▸ **THE PROBLEM**: Give the data below again exactly as written, without its pictures.

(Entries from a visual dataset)
════════

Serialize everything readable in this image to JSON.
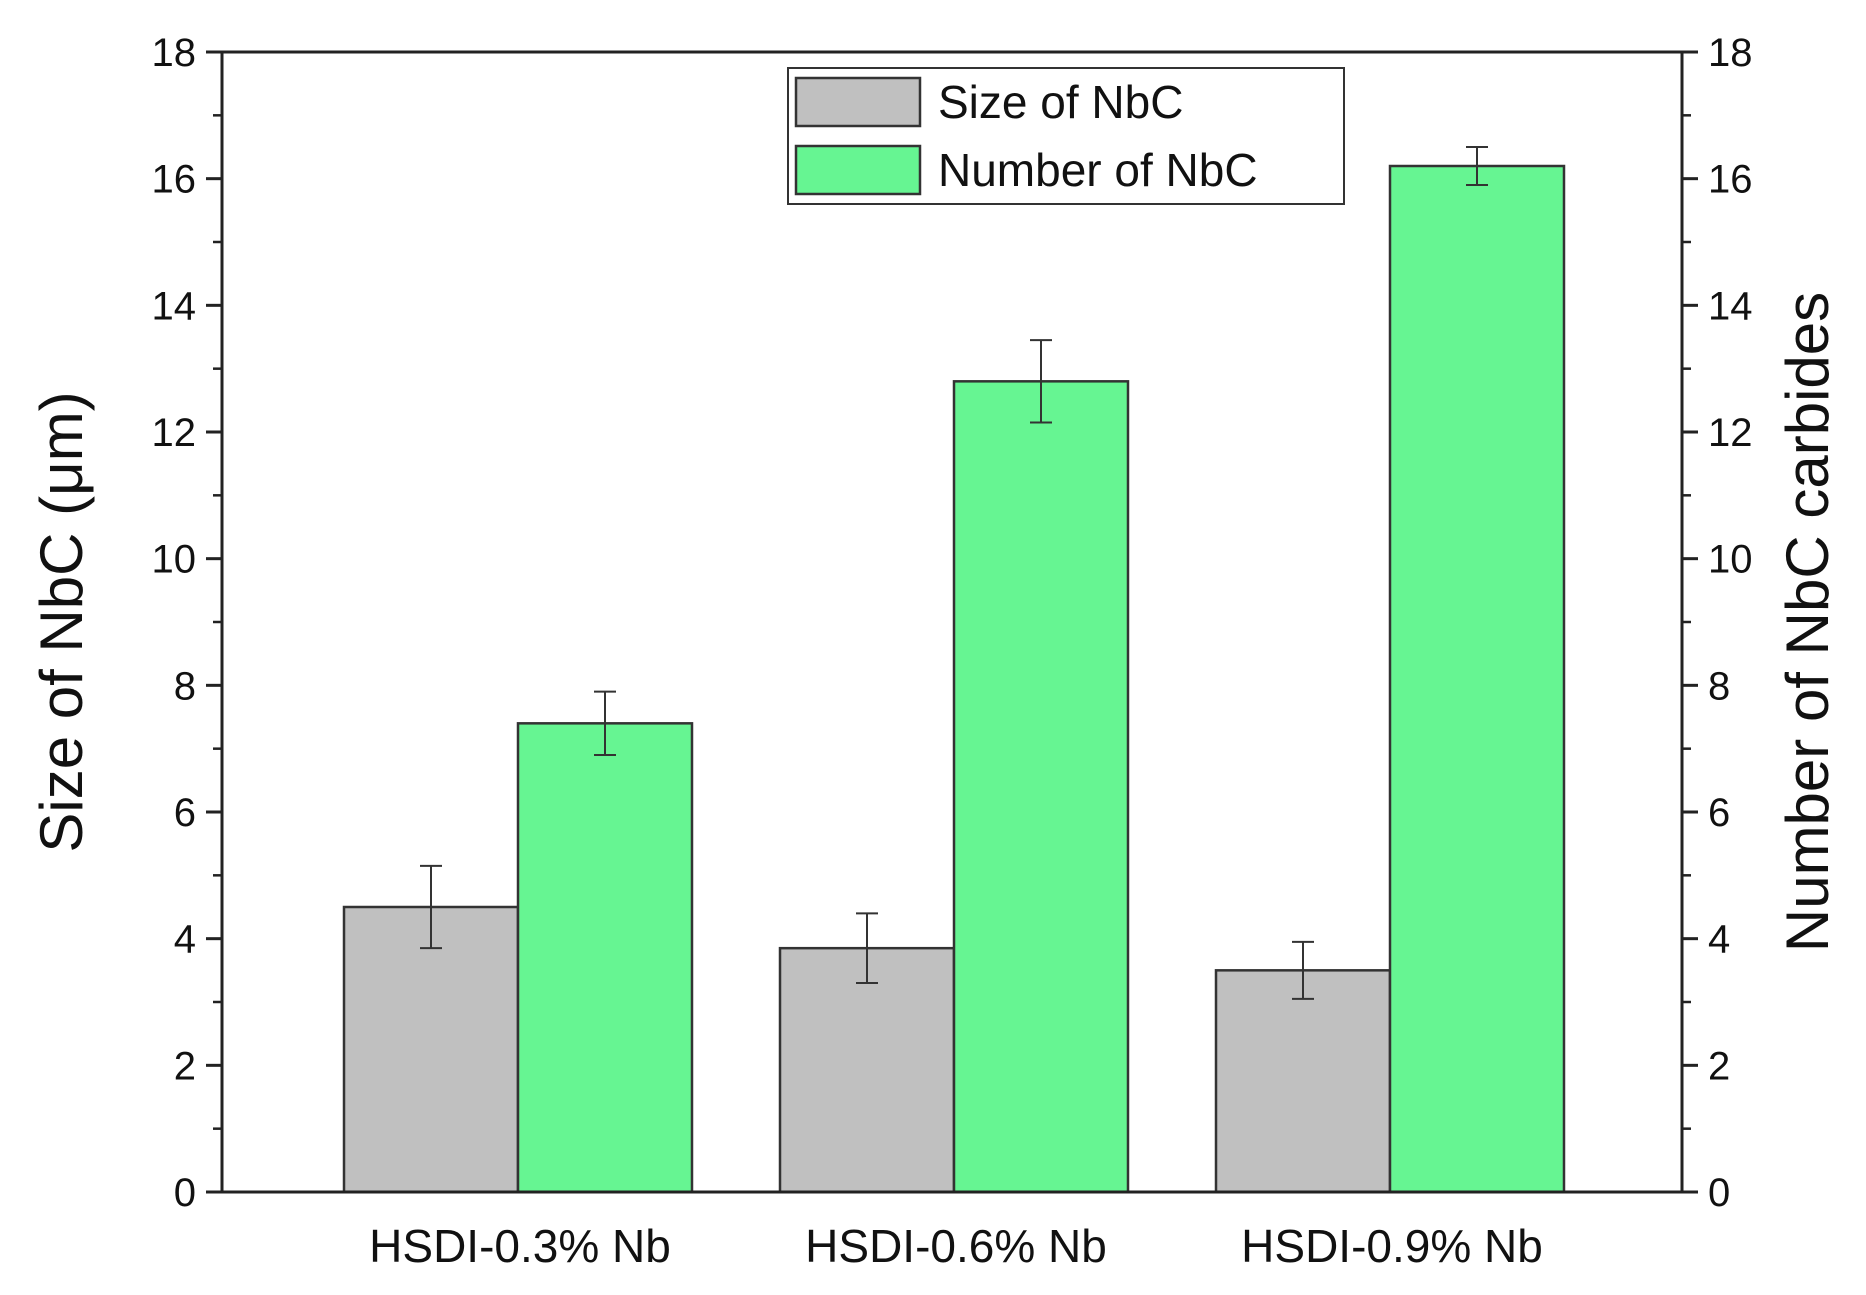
{
  "chart_data": {
    "type": "bar",
    "categories": [
      "HSDI-0.3% Nb",
      "HSDI-0.6% Nb",
      "HSDI-0.9% Nb"
    ],
    "series": [
      {
        "name": "Size of NbC",
        "axis": "left",
        "color": "#c0c0c0",
        "values": [
          4.5,
          3.85,
          3.5
        ],
        "errors": [
          0.65,
          0.55,
          0.45
        ]
      },
      {
        "name": "Number of NbC",
        "axis": "right",
        "color": "#66f592",
        "values": [
          7.4,
          12.8,
          16.2
        ],
        "errors": [
          0.5,
          0.65,
          0.3
        ]
      }
    ],
    "ylabel": "Size of NbC (μm)",
    "y2label": "Number of NbC carbides",
    "xlabel": "",
    "ylim": [
      0,
      18
    ],
    "y2lim": [
      0,
      18
    ],
    "yticks": [
      "0",
      "2",
      "4",
      "6",
      "8",
      "10",
      "12",
      "14",
      "16",
      "18"
    ],
    "y2ticks": [
      "0",
      "2",
      "4",
      "6",
      "8",
      "10",
      "12",
      "14",
      "16",
      "18"
    ],
    "grid": false,
    "legend": "top-center"
  }
}
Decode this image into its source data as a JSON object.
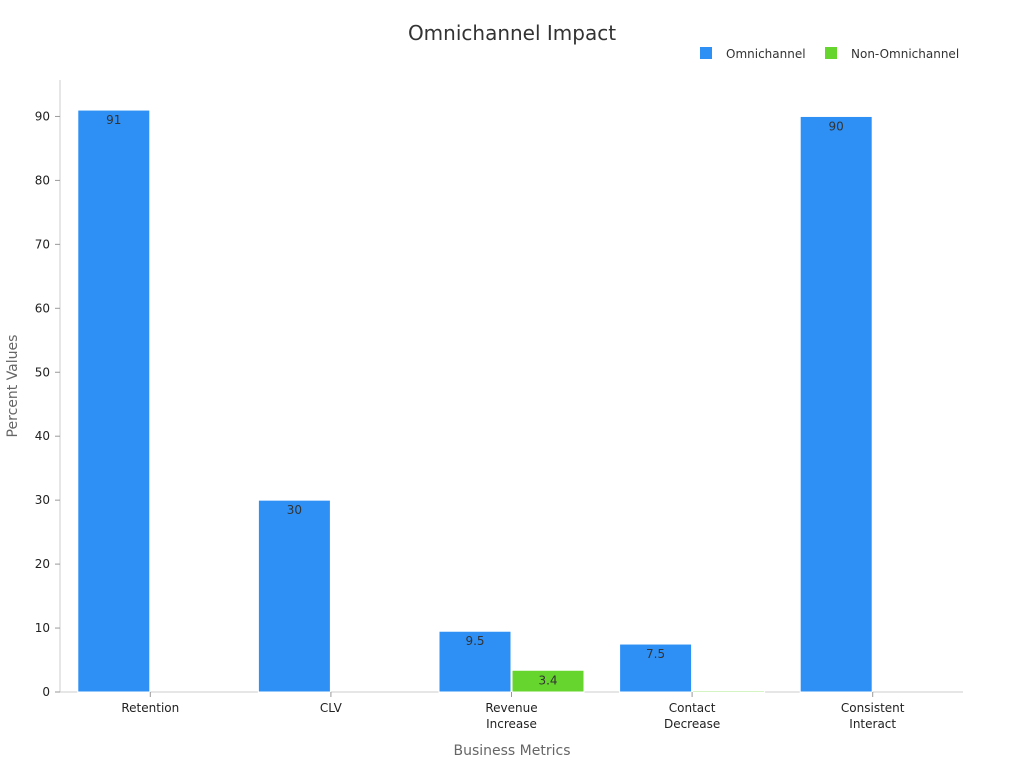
{
  "chart_data": {
    "type": "bar",
    "title": "Omnichannel Impact",
    "xlabel": "Business Metrics",
    "ylabel": "Percent Values",
    "ylim": [
      0,
      95
    ],
    "yticks": [
      0,
      10,
      20,
      30,
      40,
      50,
      60,
      70,
      80,
      90
    ],
    "legend_position": "top-right",
    "categories": [
      [
        "Retention"
      ],
      [
        "CLV"
      ],
      [
        "Revenue",
        "Increase"
      ],
      [
        "Contact",
        "Decrease"
      ],
      [
        "Consistent",
        "Interact"
      ]
    ],
    "series": [
      {
        "name": "Omnichannel",
        "color": "#2e90f5",
        "values": [
          91,
          30,
          9.5,
          7.5,
          90
        ],
        "labels": [
          "91",
          "30",
          "9.5",
          "7.5",
          "90"
        ]
      },
      {
        "name": "Non-Omnichannel",
        "color": "#66d62e",
        "values": [
          0,
          0,
          3.4,
          0.2,
          0
        ],
        "labels": [
          "",
          "",
          "3.4",
          "",
          ""
        ]
      }
    ]
  }
}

════════

▸ **SOLUTION FOR THIS TASK**:
Serialize everything readable in this image to JSON.
{
  "chart_data": {
    "type": "bar",
    "categories": [
      "HSDI-0.3% Nb",
      "HSDI-0.6% Nb",
      "HSDI-0.9% Nb"
    ],
    "series": [
      {
        "name": "Size of NbC",
        "axis": "left",
        "color": "#c0c0c0",
        "values": [
          4.5,
          3.85,
          3.5
        ],
        "errors": [
          0.65,
          0.55,
          0.45
        ]
      },
      {
        "name": "Number of NbC",
        "axis": "right",
        "color": "#66f592",
        "values": [
          7.4,
          12.8,
          16.2
        ],
        "errors": [
          0.5,
          0.65,
          0.3
        ]
      }
    ],
    "ylabel": "Size of NbC (μm)",
    "y2label": "Number of NbC carbides",
    "xlabel": "",
    "ylim": [
      0,
      18
    ],
    "y2lim": [
      0,
      18
    ],
    "yticks": [
      "0",
      "2",
      "4",
      "6",
      "8",
      "10",
      "12",
      "14",
      "16",
      "18"
    ],
    "y2ticks": [
      "0",
      "2",
      "4",
      "6",
      "8",
      "10",
      "12",
      "14",
      "16",
      "18"
    ],
    "grid": false,
    "legend": "top-center"
  }
}
Decode this image into its source data as a JSON object.
{
  "chart_data": {
    "type": "bar",
    "title": "Omnichannel Impact",
    "xlabel": "Business Metrics",
    "ylabel": "Percent Values",
    "ylim": [
      0,
      95
    ],
    "yticks": [
      0,
      10,
      20,
      30,
      40,
      50,
      60,
      70,
      80,
      90
    ],
    "legend_position": "top-right",
    "categories": [
      [
        "Retention"
      ],
      [
        "CLV"
      ],
      [
        "Revenue",
        "Increase"
      ],
      [
        "Contact",
        "Decrease"
      ],
      [
        "Consistent",
        "Interact"
      ]
    ],
    "series": [
      {
        "name": "Omnichannel",
        "color": "#2e90f5",
        "values": [
          91,
          30,
          9.5,
          7.5,
          90
        ],
        "labels": [
          "91",
          "30",
          "9.5",
          "7.5",
          "90"
        ]
      },
      {
        "name": "Non-Omnichannel",
        "color": "#66d62e",
        "values": [
          0,
          0,
          3.4,
          0.2,
          0
        ],
        "labels": [
          "",
          "",
          "3.4",
          "",
          ""
        ]
      }
    ]
  }
}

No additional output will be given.